§ **INSTRUCTIONS TO FOLLOW**
Copy all of the material below exactly.

***** RECORDS PROVIDED *****

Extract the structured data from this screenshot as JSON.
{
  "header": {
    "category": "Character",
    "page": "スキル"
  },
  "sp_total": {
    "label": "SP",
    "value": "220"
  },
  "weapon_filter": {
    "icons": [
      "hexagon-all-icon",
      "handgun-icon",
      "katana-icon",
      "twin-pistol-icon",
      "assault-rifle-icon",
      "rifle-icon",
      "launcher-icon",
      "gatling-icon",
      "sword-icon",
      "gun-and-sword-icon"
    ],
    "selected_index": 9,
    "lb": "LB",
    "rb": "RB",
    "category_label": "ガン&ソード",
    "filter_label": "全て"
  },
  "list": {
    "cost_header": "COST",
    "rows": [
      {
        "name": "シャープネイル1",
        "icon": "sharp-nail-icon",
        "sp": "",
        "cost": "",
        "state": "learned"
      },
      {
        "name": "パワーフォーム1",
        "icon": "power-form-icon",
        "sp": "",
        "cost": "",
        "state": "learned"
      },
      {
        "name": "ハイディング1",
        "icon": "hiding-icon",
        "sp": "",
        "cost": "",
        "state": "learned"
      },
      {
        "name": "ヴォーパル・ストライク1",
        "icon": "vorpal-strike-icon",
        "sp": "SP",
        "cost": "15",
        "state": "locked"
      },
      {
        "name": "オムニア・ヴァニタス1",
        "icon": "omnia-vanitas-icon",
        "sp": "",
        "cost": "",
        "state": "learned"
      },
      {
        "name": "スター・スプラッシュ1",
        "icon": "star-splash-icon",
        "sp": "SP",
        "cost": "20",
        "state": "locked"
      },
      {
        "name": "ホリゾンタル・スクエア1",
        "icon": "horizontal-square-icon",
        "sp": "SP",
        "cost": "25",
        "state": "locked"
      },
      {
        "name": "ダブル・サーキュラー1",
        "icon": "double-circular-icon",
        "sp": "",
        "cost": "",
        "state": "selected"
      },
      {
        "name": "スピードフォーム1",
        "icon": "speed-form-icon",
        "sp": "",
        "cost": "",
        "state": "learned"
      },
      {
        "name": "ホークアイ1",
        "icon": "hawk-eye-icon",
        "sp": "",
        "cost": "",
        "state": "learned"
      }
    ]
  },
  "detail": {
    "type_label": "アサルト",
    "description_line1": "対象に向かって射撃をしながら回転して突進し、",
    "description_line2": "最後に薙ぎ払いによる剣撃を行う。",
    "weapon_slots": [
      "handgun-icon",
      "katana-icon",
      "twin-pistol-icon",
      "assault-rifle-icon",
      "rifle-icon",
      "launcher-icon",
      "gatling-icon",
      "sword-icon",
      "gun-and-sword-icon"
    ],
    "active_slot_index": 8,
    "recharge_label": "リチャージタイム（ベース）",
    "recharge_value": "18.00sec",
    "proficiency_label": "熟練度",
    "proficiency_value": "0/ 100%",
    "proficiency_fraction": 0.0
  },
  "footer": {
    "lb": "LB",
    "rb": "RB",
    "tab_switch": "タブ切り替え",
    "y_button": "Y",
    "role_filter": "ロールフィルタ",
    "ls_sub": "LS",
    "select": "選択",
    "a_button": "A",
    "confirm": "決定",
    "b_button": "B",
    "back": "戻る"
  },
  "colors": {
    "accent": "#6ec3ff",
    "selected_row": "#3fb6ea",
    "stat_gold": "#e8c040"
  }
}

*****

§ **EXPECTED ANSWER**
Extract the structured data from this screenshot as JSON.
{
  "header": {
    "category": "Character",
    "page": "スキル"
  },
  "sp_total": {
    "label": "SP",
    "value": "220"
  },
  "weapon_filter": {
    "icons": [
      "hexagon-all-icon",
      "handgun-icon",
      "katana-icon",
      "twin-pistol-icon",
      "assault-rifle-icon",
      "rifle-icon",
      "launcher-icon",
      "gatling-icon",
      "sword-icon",
      "gun-and-sword-icon"
    ],
    "selected_index": 9,
    "lb": "LB",
    "rb": "RB",
    "category_label": "ガン&ソード",
    "filter_label": "全て"
  },
  "list": {
    "cost_header": "COST",
    "rows": [
      {
        "name": "シャープネイル1",
        "icon": "sharp-nail-icon",
        "sp": "",
        "cost": "",
        "state": "learned"
      },
      {
        "name": "パワーフォーム1",
        "icon": "power-form-icon",
        "sp": "",
        "cost": "",
        "state": "learned"
      },
      {
        "name": "ハイディング1",
        "icon": "hiding-icon",
        "sp": "",
        "cost": "",
        "state": "learned"
      },
      {
        "name": "ヴォーパル・ストライク1",
        "icon": "vorpal-strike-icon",
        "sp": "SP",
        "cost": "15",
        "state": "locked"
      },
      {
        "name": "オムニア・ヴァニタス1",
        "icon": "omnia-vanitas-icon",
        "sp": "",
        "cost": "",
        "state": "learned"
      },
      {
        "name": "スター・スプラッシュ1",
        "icon": "star-splash-icon",
        "sp": "SP",
        "cost": "20",
        "state": "locked"
      },
      {
        "name": "ホリゾンタル・スクエア1",
        "icon": "horizontal-square-icon",
        "sp": "SP",
        "cost": "25",
        "state": "locked"
      },
      {
        "name": "ダブル・サーキュラー1",
        "icon": "double-circular-icon",
        "sp": "",
        "cost": "",
        "state": "selected"
      },
      {
        "name": "スピードフォーム1",
        "icon": "speed-form-icon",
        "sp": "",
        "cost": "",
        "state": "learned"
      },
      {
        "name": "ホークアイ1",
        "icon": "hawk-eye-icon",
        "sp": "",
        "cost": "",
        "state": "learned"
      }
    ]
  },
  "detail": {
    "type_label": "アサルト",
    "description_line1": "対象に向かって射撃をしながら回転して突進し、",
    "description_line2": "最後に薙ぎ払いによる剣撃を行う。",
    "weapon_slots": [
      "handgun-icon",
      "katana-icon",
      "twin-pistol-icon",
      "assault-rifle-icon",
      "rifle-icon",
      "launcher-icon",
      "gatling-icon",
      "sword-icon",
      "gun-and-sword-icon"
    ],
    "active_slot_index": 8,
    "recharge_label": "リチャージタイム（ベース）",
    "recharge_value": "18.00sec",
    "proficiency_label": "熟練度",
    "proficiency_value": "0/ 100%",
    "proficiency_fraction": 0.0
  },
  "footer": {
    "lb": "LB",
    "rb": "RB",
    "tab_switch": "タブ切り替え",
    "y_button": "Y",
    "role_filter": "ロールフィルタ",
    "ls_sub": "LS",
    "select": "選択",
    "a_button": "A",
    "confirm": "決定",
    "b_button": "B",
    "back": "戻る"
  },
  "colors": {
    "accent": "#6ec3ff",
    "selected_row": "#3fb6ea",
    "stat_gold": "#e8c040"
  }
}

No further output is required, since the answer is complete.